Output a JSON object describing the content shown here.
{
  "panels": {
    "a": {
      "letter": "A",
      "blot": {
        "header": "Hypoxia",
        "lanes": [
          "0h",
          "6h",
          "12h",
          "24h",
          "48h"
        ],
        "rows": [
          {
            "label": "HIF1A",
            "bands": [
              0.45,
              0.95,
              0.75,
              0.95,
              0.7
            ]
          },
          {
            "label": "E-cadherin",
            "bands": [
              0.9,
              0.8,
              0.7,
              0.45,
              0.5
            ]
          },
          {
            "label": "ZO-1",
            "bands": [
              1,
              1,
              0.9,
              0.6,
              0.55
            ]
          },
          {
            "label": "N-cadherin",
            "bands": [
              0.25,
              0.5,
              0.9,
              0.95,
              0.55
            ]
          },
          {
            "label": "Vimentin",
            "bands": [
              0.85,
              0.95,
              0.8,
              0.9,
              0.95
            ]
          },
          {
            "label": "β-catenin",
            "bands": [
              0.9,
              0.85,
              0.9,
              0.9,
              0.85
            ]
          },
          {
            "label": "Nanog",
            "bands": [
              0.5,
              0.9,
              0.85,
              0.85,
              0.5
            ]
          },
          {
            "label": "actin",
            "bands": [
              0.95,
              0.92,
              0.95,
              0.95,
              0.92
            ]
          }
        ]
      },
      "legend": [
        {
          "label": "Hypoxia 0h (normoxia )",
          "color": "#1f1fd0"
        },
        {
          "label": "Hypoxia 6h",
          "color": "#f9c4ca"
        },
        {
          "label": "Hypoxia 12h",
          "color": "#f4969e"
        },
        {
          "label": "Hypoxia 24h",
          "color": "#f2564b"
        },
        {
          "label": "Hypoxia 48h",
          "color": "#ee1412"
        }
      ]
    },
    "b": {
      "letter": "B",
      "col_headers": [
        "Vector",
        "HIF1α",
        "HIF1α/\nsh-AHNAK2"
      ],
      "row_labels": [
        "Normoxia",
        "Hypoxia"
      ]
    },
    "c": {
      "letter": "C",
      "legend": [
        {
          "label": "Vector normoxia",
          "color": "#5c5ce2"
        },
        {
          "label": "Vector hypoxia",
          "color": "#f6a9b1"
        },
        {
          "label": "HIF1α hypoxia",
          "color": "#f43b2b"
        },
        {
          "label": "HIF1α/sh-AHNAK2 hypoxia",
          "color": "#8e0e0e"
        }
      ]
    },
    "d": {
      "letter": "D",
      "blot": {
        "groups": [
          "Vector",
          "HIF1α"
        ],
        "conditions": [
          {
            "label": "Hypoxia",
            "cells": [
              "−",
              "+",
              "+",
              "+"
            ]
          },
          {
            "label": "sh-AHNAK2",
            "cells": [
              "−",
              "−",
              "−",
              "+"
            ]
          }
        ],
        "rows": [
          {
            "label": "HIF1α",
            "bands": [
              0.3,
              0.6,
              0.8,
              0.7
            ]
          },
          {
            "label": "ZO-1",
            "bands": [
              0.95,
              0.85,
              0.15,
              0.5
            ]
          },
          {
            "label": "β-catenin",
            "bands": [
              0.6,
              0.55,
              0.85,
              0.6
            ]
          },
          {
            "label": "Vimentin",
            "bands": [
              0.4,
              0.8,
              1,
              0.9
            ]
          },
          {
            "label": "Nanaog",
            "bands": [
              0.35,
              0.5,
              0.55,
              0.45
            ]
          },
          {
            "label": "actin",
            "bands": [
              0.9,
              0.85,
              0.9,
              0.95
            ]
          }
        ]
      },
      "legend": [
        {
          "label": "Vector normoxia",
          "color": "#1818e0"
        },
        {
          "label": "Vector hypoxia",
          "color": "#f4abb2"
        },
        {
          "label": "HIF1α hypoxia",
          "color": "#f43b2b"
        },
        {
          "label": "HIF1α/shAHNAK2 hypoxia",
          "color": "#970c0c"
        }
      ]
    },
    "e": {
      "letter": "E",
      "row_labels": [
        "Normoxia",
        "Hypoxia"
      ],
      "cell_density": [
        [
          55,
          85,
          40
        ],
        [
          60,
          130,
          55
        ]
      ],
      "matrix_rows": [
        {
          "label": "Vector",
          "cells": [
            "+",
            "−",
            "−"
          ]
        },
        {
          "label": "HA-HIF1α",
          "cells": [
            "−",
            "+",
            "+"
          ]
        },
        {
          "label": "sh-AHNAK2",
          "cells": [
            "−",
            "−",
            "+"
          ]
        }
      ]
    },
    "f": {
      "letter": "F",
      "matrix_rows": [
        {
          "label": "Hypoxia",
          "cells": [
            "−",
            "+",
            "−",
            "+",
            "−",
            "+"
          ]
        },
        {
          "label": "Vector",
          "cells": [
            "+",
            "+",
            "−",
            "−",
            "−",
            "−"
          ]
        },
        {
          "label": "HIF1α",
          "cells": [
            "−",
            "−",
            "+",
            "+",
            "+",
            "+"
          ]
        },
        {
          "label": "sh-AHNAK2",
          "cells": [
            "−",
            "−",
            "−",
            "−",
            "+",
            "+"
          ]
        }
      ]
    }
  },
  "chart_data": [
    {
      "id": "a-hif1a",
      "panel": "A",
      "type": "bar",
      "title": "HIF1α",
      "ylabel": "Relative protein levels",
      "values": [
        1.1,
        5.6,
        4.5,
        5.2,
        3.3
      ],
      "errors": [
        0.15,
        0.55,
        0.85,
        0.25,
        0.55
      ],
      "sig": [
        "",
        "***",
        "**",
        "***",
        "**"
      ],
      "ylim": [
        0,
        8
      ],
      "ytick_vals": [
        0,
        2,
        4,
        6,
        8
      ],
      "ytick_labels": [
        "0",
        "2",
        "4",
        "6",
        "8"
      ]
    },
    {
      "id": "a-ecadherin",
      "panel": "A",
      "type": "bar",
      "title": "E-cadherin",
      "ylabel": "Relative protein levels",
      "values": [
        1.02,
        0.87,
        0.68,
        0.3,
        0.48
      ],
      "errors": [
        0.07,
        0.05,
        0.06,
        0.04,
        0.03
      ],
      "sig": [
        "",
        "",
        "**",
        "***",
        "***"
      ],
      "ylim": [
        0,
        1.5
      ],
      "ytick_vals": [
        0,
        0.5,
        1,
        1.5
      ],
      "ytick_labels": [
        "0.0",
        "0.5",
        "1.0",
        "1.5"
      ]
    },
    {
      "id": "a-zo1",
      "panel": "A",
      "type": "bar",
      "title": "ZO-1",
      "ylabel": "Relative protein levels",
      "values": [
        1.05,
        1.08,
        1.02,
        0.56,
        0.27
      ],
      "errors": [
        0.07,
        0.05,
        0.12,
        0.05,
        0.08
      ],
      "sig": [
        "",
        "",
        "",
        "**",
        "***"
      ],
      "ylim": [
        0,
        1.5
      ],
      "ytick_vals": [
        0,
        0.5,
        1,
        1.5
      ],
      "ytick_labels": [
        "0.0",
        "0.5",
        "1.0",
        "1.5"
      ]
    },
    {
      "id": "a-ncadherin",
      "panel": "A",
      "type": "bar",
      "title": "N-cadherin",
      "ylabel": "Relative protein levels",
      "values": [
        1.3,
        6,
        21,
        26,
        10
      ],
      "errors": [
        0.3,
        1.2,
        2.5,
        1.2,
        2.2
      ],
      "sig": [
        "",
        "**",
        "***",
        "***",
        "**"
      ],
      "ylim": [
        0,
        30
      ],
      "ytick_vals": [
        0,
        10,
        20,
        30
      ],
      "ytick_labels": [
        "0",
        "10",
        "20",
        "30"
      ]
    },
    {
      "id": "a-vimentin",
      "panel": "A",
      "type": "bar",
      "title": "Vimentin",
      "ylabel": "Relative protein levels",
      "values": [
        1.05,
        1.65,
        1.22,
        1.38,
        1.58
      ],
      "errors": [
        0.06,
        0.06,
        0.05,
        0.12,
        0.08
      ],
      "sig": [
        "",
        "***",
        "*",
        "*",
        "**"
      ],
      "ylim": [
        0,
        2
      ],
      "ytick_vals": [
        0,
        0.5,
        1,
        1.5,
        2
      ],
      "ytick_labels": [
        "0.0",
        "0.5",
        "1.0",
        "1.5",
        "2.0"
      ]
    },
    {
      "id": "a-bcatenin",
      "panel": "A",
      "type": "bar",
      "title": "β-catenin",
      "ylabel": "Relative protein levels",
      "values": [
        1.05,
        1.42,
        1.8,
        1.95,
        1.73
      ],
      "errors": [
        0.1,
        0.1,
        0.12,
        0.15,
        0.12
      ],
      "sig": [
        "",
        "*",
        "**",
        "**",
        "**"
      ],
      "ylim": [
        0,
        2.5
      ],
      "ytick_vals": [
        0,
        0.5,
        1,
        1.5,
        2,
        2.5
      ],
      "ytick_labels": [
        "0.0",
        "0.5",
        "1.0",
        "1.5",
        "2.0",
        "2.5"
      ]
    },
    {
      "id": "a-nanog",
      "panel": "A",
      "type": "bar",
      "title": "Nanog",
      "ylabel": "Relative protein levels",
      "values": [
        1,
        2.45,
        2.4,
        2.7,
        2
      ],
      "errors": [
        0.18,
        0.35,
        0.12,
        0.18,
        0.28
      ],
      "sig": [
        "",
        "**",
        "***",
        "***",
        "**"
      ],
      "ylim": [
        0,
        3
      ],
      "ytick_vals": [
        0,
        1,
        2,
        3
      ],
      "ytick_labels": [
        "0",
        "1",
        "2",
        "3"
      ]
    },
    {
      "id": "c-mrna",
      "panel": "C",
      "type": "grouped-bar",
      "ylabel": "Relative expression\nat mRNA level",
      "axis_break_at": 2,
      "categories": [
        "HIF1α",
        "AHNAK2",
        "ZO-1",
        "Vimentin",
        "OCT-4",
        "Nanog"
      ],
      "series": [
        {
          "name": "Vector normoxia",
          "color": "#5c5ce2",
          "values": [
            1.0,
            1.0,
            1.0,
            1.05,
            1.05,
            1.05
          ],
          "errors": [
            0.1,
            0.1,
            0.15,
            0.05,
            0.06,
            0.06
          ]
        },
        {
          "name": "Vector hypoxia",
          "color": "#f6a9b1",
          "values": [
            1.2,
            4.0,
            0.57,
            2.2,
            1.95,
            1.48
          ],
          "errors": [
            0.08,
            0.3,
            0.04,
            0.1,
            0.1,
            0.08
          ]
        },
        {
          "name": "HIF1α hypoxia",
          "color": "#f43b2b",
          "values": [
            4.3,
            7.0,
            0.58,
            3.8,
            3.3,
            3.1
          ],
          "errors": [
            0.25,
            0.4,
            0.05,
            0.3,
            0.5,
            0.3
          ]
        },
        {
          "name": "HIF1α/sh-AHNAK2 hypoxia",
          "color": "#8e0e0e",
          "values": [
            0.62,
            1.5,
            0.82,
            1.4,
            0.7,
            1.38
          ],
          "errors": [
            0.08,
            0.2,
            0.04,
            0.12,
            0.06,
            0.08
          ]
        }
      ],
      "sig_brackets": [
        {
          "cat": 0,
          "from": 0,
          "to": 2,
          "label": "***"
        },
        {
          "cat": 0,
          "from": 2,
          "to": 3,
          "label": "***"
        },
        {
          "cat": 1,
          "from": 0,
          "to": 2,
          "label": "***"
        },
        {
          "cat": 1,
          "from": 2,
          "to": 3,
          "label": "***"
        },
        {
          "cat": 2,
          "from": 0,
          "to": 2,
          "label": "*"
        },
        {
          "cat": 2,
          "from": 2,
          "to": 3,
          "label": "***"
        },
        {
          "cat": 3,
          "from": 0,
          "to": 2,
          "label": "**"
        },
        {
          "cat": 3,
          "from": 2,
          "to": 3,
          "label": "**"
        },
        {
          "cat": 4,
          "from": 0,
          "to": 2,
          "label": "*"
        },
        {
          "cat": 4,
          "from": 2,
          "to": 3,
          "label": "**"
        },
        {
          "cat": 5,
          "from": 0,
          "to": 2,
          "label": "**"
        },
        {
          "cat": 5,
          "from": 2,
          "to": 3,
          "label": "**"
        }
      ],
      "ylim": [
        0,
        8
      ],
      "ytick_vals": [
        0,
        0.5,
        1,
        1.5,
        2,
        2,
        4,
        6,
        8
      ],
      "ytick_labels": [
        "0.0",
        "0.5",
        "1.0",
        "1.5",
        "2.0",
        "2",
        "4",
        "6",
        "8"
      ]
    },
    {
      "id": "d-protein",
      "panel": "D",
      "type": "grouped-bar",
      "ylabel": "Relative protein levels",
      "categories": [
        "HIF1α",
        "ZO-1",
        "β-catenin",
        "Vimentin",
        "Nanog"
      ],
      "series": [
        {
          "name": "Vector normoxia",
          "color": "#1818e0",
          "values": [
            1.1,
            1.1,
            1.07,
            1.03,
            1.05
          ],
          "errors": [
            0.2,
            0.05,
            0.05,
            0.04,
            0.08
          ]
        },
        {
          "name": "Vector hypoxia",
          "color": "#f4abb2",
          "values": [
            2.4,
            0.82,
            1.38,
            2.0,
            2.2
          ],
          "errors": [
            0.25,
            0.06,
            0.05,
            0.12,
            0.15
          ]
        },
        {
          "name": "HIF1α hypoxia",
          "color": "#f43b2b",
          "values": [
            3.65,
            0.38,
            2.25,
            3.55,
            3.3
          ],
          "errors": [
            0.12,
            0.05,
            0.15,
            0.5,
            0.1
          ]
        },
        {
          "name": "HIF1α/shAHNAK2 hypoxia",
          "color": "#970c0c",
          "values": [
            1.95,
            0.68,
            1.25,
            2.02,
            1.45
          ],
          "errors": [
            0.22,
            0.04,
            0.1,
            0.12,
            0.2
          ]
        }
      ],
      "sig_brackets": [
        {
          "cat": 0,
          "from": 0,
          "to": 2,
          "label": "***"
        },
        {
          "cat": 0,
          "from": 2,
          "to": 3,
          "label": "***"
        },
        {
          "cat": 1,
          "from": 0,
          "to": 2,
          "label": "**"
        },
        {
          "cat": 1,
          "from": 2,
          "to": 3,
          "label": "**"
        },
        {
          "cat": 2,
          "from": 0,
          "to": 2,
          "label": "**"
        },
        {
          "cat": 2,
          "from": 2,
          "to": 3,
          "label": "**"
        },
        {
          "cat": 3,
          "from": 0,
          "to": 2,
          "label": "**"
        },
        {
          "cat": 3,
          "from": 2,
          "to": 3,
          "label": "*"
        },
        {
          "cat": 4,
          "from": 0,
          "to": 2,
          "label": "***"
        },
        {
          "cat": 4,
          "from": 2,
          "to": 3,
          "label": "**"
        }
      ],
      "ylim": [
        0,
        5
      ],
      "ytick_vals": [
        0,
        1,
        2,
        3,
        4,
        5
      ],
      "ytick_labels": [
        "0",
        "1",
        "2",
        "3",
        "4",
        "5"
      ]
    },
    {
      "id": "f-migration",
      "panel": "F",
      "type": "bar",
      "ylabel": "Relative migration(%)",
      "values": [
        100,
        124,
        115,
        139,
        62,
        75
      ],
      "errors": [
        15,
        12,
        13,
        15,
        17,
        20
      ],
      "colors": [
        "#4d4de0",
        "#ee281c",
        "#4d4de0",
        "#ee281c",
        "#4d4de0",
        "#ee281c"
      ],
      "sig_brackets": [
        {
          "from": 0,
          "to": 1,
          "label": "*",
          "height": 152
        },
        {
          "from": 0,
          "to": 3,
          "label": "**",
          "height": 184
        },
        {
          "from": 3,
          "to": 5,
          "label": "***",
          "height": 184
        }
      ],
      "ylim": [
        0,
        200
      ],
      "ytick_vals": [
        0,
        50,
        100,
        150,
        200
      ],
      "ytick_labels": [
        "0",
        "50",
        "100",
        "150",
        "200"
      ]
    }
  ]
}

────

Go through the entries. Report every line that contains the word "migration".

Output:
      "id": "f-migration",
      "ylabel": "Relative migration(%)",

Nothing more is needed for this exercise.